Dataset records:
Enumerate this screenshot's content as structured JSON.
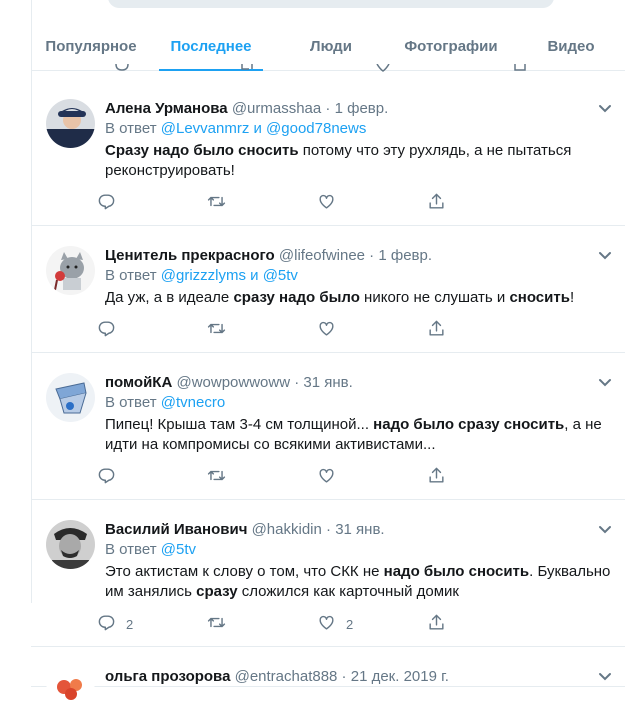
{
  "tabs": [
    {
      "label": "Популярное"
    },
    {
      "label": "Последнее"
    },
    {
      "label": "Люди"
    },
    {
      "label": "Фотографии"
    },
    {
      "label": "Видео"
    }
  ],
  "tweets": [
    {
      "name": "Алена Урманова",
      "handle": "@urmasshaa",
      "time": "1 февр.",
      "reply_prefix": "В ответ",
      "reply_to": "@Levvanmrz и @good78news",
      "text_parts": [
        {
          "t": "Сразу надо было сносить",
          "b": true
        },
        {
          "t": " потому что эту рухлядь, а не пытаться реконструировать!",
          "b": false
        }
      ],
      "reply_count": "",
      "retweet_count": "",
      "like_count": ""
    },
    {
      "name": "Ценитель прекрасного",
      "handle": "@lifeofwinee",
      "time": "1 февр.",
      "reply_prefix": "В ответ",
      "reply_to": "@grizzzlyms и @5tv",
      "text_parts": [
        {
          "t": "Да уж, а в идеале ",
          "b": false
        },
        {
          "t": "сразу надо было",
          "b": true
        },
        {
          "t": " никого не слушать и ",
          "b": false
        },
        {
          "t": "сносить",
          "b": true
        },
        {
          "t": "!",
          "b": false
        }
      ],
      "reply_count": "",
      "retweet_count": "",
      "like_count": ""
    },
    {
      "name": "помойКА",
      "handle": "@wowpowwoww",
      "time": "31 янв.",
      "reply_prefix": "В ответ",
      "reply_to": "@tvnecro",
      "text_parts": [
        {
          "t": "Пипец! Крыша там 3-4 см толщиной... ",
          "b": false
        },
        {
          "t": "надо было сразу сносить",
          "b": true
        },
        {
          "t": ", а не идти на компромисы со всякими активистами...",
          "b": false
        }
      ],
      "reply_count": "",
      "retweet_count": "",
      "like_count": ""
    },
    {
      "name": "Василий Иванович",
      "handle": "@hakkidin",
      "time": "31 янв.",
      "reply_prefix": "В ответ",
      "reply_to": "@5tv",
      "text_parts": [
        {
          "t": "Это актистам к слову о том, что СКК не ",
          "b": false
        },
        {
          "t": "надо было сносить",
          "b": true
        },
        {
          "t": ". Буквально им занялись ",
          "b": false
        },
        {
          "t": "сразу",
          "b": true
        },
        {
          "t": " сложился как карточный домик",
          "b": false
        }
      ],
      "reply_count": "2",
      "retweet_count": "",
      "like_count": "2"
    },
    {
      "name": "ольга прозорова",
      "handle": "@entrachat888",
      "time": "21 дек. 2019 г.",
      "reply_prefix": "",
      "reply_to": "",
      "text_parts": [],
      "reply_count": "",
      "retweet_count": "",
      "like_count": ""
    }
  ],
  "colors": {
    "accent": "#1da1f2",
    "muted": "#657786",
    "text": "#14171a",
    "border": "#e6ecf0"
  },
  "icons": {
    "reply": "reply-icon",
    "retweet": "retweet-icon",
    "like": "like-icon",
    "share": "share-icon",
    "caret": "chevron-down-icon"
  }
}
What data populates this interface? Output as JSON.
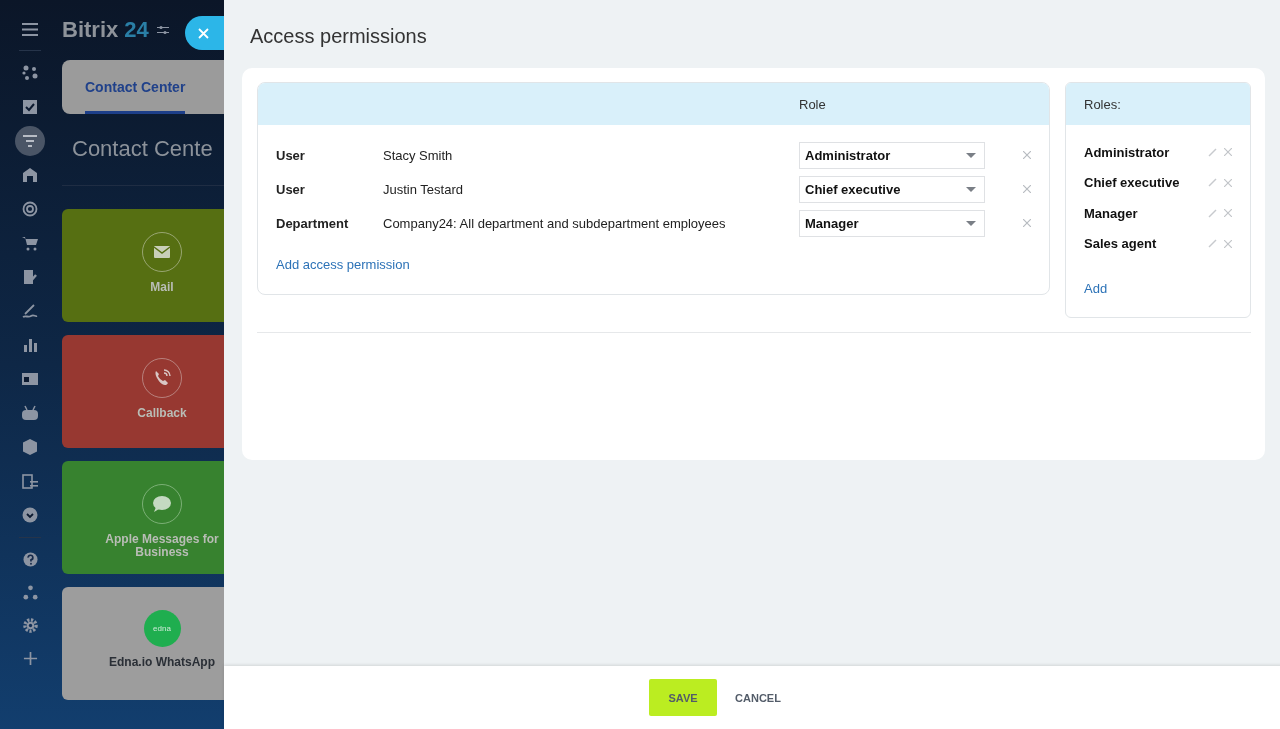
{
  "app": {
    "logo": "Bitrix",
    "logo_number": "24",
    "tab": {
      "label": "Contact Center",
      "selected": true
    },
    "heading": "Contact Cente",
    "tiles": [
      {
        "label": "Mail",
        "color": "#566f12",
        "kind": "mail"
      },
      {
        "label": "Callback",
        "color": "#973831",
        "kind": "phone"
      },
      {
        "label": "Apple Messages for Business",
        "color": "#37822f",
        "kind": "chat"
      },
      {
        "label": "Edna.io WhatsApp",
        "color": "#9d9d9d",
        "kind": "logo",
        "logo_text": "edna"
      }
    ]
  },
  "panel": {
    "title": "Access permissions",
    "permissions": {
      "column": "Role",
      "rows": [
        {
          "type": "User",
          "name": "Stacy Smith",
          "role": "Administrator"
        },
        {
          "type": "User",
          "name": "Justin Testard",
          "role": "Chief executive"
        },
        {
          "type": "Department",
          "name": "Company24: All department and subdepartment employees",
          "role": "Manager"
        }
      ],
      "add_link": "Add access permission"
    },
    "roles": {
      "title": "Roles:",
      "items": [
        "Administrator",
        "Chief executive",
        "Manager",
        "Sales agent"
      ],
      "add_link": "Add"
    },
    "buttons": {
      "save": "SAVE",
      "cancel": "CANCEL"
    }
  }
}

Aim: Look over the records above and copy each line that includes the string "было".

Reply to the task:
          "t": "Сразу надо было сносить",
          "t": "сразу надо было",
          "t": "надо было сразу сносить",
          "t": "надо было сносить",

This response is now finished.